[start]

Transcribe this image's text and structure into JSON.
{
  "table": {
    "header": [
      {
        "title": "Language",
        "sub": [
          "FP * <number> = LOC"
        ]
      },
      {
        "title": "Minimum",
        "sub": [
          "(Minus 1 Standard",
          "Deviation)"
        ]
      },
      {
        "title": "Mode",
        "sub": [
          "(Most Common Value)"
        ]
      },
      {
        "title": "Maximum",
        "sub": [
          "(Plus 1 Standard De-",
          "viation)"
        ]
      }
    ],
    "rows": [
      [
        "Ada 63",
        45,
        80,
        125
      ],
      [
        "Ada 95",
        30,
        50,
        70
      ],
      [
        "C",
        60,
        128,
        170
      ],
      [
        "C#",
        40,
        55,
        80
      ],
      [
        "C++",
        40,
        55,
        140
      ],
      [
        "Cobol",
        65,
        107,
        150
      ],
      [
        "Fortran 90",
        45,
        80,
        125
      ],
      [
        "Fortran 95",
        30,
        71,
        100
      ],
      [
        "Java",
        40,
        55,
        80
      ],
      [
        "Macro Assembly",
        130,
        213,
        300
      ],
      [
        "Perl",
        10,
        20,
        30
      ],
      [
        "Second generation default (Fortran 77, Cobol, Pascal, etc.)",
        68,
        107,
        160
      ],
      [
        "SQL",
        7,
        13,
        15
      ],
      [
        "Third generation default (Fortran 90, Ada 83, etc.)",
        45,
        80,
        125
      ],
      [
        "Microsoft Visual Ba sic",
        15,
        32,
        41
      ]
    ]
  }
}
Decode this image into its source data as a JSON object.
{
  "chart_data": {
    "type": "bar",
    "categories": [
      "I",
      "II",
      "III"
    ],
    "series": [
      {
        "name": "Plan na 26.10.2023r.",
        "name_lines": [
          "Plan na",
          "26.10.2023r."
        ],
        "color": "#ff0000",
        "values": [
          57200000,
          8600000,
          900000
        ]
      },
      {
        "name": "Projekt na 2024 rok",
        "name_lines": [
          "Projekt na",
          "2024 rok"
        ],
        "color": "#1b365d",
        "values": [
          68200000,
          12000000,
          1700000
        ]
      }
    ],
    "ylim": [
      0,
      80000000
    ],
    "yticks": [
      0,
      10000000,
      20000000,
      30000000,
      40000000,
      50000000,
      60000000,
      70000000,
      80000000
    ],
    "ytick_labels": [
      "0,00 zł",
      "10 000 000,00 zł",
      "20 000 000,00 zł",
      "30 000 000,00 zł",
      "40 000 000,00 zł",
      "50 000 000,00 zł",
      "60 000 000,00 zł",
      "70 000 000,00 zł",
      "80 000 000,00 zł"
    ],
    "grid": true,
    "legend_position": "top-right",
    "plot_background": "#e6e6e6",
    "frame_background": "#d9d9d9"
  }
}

[end]
[start]

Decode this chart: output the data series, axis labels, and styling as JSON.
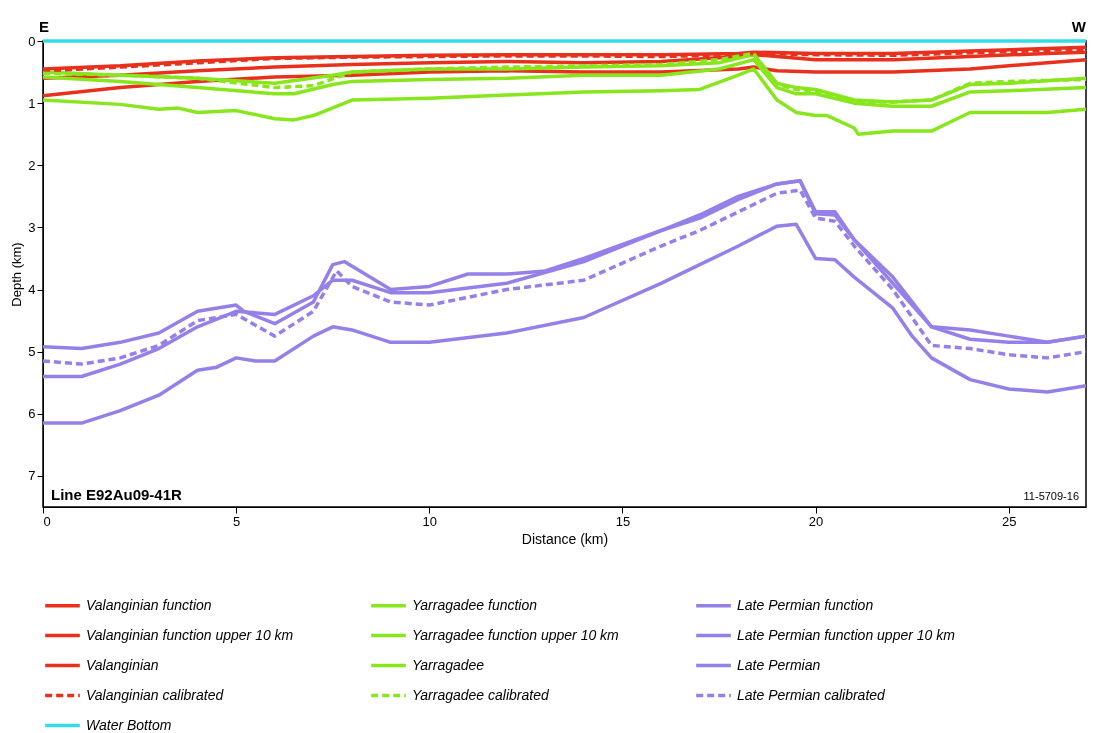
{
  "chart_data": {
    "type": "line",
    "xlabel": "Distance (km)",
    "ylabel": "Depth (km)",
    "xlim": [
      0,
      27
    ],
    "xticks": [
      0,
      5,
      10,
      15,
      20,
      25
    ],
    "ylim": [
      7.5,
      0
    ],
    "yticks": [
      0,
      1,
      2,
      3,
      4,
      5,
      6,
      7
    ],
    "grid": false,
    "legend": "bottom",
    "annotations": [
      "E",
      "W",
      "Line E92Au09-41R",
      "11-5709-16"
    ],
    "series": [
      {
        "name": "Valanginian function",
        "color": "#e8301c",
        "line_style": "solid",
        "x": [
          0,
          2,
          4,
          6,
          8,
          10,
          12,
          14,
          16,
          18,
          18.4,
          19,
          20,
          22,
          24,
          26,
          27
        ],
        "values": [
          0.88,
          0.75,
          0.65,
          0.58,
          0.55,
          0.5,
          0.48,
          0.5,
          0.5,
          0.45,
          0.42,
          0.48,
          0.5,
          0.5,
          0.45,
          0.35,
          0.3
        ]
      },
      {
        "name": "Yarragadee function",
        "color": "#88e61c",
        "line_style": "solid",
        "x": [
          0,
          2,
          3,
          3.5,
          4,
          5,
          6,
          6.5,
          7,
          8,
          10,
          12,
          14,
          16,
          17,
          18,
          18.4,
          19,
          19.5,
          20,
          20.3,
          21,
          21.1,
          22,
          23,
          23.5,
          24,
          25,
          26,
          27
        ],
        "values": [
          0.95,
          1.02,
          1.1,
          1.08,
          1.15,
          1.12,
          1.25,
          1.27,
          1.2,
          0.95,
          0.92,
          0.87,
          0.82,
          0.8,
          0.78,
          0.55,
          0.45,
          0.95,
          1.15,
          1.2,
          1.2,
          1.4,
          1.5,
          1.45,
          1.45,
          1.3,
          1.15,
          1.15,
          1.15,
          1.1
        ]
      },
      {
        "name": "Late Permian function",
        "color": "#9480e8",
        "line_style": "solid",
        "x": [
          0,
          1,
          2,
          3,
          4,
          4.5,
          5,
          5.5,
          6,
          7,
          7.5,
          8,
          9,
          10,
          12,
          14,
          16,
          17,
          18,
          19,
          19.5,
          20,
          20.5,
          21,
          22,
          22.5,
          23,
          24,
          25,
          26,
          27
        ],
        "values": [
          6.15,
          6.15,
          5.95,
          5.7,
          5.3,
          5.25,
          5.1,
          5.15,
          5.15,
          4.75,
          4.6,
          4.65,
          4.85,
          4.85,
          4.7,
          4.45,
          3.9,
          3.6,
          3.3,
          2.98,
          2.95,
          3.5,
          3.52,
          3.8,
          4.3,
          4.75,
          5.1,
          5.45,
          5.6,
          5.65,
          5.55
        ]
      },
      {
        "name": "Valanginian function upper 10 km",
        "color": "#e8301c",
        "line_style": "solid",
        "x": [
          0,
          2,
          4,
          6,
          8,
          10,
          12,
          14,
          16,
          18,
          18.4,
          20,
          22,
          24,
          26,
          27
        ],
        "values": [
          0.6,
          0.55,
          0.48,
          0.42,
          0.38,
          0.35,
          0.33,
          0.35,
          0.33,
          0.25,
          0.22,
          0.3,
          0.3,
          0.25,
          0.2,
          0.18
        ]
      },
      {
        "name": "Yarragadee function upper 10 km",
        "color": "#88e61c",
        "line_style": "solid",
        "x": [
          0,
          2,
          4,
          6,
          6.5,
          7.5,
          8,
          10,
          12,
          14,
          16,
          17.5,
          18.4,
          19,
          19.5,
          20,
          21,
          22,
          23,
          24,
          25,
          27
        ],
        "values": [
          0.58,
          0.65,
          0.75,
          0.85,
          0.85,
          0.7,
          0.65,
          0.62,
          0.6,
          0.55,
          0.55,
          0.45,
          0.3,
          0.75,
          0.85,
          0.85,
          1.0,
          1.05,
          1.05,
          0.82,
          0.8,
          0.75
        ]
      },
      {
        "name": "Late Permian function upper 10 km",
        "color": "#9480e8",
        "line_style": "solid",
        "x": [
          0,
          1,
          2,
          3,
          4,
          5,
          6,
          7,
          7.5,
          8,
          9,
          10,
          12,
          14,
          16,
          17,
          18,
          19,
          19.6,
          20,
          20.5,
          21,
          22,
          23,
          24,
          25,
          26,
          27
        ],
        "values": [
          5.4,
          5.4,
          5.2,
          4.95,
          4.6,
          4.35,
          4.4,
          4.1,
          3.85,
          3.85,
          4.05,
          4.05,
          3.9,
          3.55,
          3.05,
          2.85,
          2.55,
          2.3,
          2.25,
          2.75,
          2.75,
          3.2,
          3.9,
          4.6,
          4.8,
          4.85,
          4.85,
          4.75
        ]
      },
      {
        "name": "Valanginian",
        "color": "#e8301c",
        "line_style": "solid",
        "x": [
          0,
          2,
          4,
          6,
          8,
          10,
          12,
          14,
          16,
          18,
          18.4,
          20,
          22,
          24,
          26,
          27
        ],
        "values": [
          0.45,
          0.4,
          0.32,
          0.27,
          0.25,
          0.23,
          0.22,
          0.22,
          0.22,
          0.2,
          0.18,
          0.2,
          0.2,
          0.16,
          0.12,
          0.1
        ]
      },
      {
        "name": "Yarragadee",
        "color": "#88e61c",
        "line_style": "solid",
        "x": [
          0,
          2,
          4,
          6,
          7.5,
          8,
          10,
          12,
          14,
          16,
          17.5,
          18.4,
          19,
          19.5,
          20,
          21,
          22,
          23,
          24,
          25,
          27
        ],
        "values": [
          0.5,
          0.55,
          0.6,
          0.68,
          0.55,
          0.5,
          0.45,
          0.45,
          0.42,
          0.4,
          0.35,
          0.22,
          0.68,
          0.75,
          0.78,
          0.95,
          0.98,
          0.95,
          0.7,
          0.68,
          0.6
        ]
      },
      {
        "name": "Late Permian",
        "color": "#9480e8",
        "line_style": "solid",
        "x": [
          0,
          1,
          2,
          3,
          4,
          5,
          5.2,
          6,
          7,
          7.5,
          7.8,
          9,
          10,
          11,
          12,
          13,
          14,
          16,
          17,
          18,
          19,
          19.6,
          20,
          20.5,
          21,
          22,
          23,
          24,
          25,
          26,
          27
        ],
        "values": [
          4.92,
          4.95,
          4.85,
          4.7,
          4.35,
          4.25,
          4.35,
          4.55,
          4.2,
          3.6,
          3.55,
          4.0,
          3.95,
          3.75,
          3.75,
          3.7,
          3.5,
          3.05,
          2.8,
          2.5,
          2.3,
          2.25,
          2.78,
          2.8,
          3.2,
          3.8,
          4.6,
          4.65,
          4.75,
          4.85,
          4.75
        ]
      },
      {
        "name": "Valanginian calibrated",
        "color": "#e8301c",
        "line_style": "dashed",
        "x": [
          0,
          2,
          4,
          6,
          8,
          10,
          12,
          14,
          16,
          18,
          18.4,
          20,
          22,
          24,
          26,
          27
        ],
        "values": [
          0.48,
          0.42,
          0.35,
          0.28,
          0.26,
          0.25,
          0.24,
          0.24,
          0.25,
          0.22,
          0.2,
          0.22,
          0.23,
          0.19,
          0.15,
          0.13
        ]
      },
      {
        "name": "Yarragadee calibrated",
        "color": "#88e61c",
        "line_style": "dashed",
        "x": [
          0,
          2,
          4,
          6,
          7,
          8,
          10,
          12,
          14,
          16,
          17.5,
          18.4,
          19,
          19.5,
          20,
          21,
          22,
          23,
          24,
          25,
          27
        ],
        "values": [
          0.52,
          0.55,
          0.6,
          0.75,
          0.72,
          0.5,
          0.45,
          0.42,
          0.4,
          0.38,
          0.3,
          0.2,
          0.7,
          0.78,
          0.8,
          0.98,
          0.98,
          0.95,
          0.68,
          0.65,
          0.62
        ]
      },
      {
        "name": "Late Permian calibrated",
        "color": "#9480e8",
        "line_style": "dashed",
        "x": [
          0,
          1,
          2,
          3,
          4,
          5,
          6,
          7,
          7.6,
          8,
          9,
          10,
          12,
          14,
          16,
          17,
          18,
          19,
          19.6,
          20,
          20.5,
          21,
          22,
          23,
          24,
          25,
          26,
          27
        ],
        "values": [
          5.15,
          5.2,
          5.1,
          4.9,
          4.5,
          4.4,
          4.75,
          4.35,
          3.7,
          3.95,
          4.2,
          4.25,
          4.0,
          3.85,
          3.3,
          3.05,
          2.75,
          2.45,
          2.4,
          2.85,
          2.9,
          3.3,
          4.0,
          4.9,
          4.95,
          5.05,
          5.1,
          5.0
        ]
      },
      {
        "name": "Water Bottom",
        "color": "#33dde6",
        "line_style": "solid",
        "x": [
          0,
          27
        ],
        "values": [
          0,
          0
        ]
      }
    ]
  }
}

[end]

* **Problem description**
Only a number is wanted: how many lines of the data above contain "Decode"?

* **Output of the task**
2